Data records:

────────

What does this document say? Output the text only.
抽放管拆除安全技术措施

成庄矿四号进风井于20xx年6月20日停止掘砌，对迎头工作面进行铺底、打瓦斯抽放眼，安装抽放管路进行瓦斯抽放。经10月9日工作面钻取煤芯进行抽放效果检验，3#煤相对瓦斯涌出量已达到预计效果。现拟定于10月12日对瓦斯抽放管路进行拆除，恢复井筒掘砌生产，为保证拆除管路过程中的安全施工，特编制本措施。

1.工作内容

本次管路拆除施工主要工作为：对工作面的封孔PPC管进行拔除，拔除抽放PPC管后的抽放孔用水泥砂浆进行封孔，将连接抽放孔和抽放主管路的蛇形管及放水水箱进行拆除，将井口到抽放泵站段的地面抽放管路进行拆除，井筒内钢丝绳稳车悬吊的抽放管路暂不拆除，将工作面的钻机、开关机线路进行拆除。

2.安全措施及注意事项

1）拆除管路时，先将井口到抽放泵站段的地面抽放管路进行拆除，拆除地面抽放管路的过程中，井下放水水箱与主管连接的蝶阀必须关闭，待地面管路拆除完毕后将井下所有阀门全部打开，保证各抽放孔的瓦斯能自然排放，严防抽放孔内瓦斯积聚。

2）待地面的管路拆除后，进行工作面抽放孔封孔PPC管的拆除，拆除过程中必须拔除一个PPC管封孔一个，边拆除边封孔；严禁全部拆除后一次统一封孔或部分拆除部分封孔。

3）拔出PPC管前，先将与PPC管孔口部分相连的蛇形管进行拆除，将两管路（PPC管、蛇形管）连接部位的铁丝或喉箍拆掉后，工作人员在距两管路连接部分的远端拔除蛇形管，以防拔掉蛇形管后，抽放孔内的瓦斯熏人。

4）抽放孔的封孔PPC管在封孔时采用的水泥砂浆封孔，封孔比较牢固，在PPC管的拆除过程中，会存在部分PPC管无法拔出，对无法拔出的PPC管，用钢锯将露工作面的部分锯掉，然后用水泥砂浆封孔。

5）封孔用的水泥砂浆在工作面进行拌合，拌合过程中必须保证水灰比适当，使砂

────────

▶ **Goal**:
Reproduce every entry shown above, precisely as it stands.

▶ **Reply**:
What does this document say? Output the text only.
抽放管拆除安全技术措施

成庄矿四号进风井于20xx年6月20日停止掘砌，对迎头工作面进行铺底、打瓦斯抽放眼，安装抽放管路进行瓦斯抽放。经10月9日工作面钻取煤芯进行抽放效果检验，3#煤相对瓦斯涌出量已达到预计效果。现拟定于10月12日对瓦斯抽放管路进行拆除，恢复井筒掘砌生产，为保证拆除管路过程中的安全施工，特编制本措施。

1.工作内容

本次管路拆除施工主要工作为：对工作面的封孔PPC管进行拔除，拔除抽放PPC管后的抽放孔用水泥砂浆进行封孔，将连接抽放孔和抽放主管路的蛇形管及放水水箱进行拆除，将井口到抽放泵站段的地面抽放管路进行拆除，井筒内钢丝绳稳车悬吊的抽放管路暂不拆除，将工作面的钻机、开关机线路进行拆除。

2.安全措施及注意事项

1）拆除管路时，先将井口到抽放泵站段的地面抽放管路进行拆除，拆除地面抽放管路的过程中，井下放水水箱与主管连接的蝶阀必须关闭，待地面管路拆除完毕后将井下所有阀门全部打开，保证各抽放孔的瓦斯能自然排放，严防抽放孔内瓦斯积聚。

2）待地面的管路拆除后，进行工作面抽放孔封孔PPC管的拆除，拆除过程中必须拔除一个PPC管封孔一个，边拆除边封孔；严禁全部拆除后一次统一封孔或部分拆除部分封孔。

3）拔出PPC管前，先将与PPC管孔口部分相连的蛇形管进行拆除，将两管路（PPC管、蛇形管）连接部位的铁丝或喉箍拆掉后，工作人员在距两管路连接部分的远端拔除蛇形管，以防拔掉蛇形管后，抽放孔内的瓦斯熏人。

4）抽放孔的封孔PPC管在封孔时采用的水泥砂浆封孔，封孔比较牢固，在PPC管的拆除过程中，会存在部分PPC管无法拔出，对无法拔出的PPC管，用钢锯将露工作面的部分锯掉，然后用水泥砂浆封孔。

5）封孔用的水泥砂浆在工作面进行拌合，拌合过程中必须保证水灰比适当，使砂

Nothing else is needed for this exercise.